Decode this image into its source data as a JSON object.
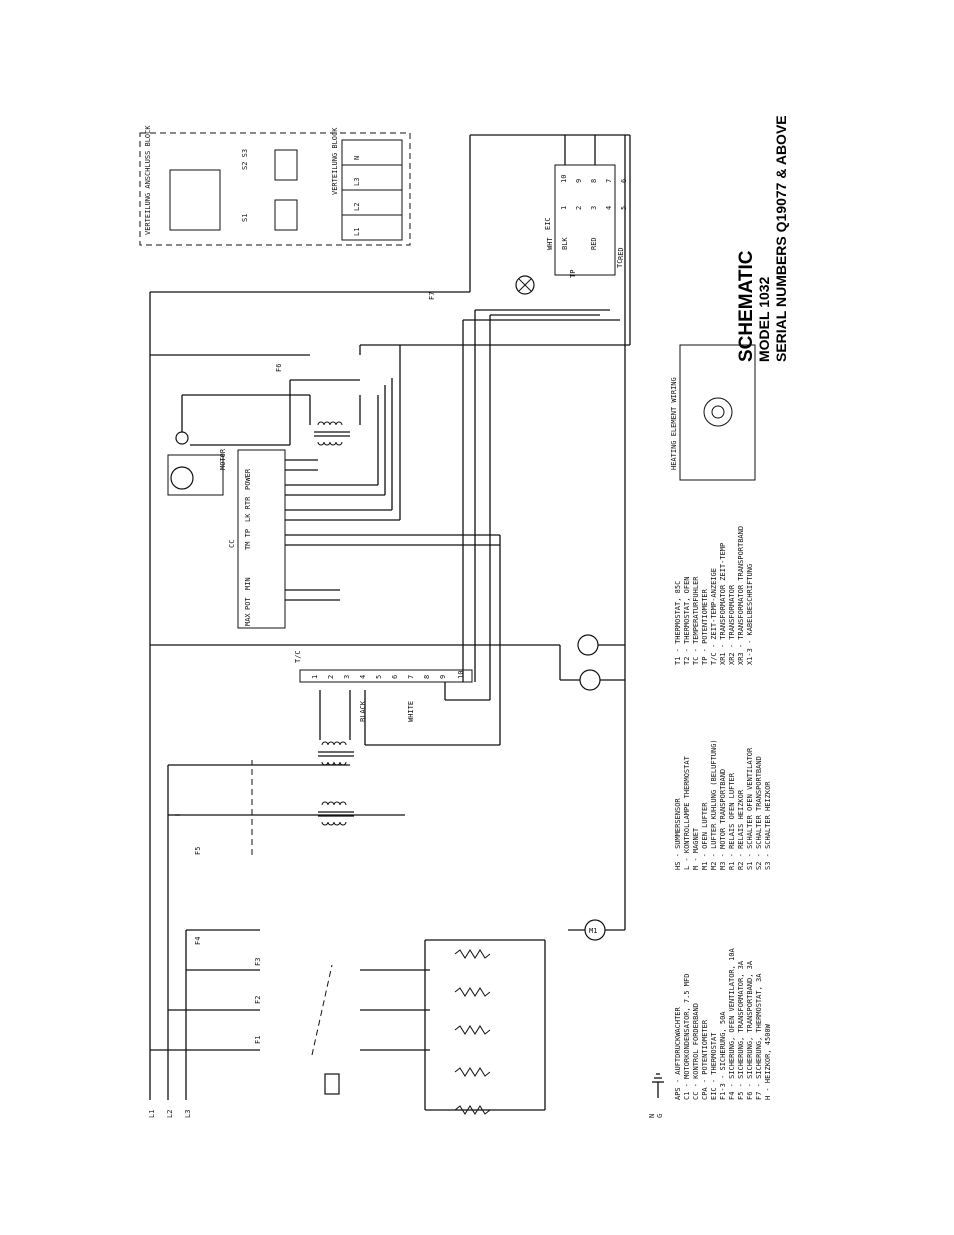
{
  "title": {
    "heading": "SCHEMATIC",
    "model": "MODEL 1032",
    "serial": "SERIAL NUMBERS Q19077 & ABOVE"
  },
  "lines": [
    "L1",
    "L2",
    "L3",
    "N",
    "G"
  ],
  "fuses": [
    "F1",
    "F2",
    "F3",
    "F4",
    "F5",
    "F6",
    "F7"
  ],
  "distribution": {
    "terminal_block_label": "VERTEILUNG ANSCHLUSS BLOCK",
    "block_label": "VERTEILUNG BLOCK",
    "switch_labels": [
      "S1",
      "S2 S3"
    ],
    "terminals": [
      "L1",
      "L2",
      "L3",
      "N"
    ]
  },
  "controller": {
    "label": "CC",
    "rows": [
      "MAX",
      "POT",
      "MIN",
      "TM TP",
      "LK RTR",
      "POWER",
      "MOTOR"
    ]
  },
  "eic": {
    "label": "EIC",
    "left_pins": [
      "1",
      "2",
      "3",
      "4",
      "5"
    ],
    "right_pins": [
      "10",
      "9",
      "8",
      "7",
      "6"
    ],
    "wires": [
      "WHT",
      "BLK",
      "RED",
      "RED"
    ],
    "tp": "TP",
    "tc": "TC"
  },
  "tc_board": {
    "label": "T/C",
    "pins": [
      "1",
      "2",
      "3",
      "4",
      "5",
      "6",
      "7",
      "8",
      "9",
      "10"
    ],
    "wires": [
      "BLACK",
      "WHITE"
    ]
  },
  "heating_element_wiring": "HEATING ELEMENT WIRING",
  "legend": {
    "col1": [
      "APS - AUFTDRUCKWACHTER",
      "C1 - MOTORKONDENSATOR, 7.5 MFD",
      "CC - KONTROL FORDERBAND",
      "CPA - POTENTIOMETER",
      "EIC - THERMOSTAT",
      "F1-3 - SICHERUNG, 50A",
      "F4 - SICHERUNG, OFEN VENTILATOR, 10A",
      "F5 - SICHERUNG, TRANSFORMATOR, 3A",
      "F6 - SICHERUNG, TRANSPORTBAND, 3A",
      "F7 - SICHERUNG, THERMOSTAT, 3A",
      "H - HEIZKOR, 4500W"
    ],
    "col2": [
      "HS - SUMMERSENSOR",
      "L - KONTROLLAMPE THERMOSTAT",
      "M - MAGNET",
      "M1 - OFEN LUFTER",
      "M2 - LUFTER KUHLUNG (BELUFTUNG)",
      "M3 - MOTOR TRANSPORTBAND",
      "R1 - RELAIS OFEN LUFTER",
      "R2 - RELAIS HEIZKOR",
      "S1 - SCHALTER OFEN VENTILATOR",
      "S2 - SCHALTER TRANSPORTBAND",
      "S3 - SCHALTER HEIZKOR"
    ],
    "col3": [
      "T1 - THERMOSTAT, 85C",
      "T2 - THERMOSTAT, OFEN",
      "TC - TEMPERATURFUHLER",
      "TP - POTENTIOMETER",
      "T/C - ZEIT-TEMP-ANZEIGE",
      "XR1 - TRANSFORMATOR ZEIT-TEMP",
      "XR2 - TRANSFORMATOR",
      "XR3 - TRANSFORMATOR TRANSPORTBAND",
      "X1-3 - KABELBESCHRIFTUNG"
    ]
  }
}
- - - - -
Your instructions: Copy all the entries word for word. Omit any pictures.

The completed task:
Decode this image into its source data as a JSON object.
{
  "title": {
    "heading": "SCHEMATIC",
    "model": "MODEL 1032",
    "serial": "SERIAL NUMBERS Q19077 & ABOVE"
  },
  "lines": [
    "L1",
    "L2",
    "L3",
    "N",
    "G"
  ],
  "fuses": [
    "F1",
    "F2",
    "F3",
    "F4",
    "F5",
    "F6",
    "F7"
  ],
  "distribution": {
    "terminal_block_label": "VERTEILUNG ANSCHLUSS BLOCK",
    "block_label": "VERTEILUNG BLOCK",
    "switch_labels": [
      "S1",
      "S2 S3"
    ],
    "terminals": [
      "L1",
      "L2",
      "L3",
      "N"
    ]
  },
  "controller": {
    "label": "CC",
    "rows": [
      "MAX",
      "POT",
      "MIN",
      "TM TP",
      "LK RTR",
      "POWER",
      "MOTOR"
    ]
  },
  "eic": {
    "label": "EIC",
    "left_pins": [
      "1",
      "2",
      "3",
      "4",
      "5"
    ],
    "right_pins": [
      "10",
      "9",
      "8",
      "7",
      "6"
    ],
    "wires": [
      "WHT",
      "BLK",
      "RED",
      "RED"
    ],
    "tp": "TP",
    "tc": "TC"
  },
  "tc_board": {
    "label": "T/C",
    "pins": [
      "1",
      "2",
      "3",
      "4",
      "5",
      "6",
      "7",
      "8",
      "9",
      "10"
    ],
    "wires": [
      "BLACK",
      "WHITE"
    ]
  },
  "heating_element_wiring": "HEATING ELEMENT WIRING",
  "legend": {
    "col1": [
      "APS - AUFTDRUCKWACHTER",
      "C1 - MOTORKONDENSATOR, 7.5 MFD",
      "CC - KONTROL FORDERBAND",
      "CPA - POTENTIOMETER",
      "EIC - THERMOSTAT",
      "F1-3 - SICHERUNG, 50A",
      "F4 - SICHERUNG, OFEN VENTILATOR, 10A",
      "F5 - SICHERUNG, TRANSFORMATOR, 3A",
      "F6 - SICHERUNG, TRANSPORTBAND, 3A",
      "F7 - SICHERUNG, THERMOSTAT, 3A",
      "H - HEIZKOR, 4500W"
    ],
    "col2": [
      "HS - SUMMERSENSOR",
      "L - KONTROLLAMPE THERMOSTAT",
      "M - MAGNET",
      "M1 - OFEN LUFTER",
      "M2 - LUFTER KUHLUNG (BELUFTUNG)",
      "M3 - MOTOR TRANSPORTBAND",
      "R1 - RELAIS OFEN LUFTER",
      "R2 - RELAIS HEIZKOR",
      "S1 - SCHALTER OFEN VENTILATOR",
      "S2 - SCHALTER TRANSPORTBAND",
      "S3 - SCHALTER HEIZKOR"
    ],
    "col3": [
      "T1 - THERMOSTAT, 85C",
      "T2 - THERMOSTAT, OFEN",
      "TC - TEMPERATURFUHLER",
      "TP - POTENTIOMETER",
      "T/C - ZEIT-TEMP-ANZEIGE",
      "XR1 - TRANSFORMATOR ZEIT-TEMP",
      "XR2 - TRANSFORMATOR",
      "XR3 - TRANSFORMATOR TRANSPORTBAND",
      "X1-3 - KABELBESCHRIFTUNG"
    ]
  }
}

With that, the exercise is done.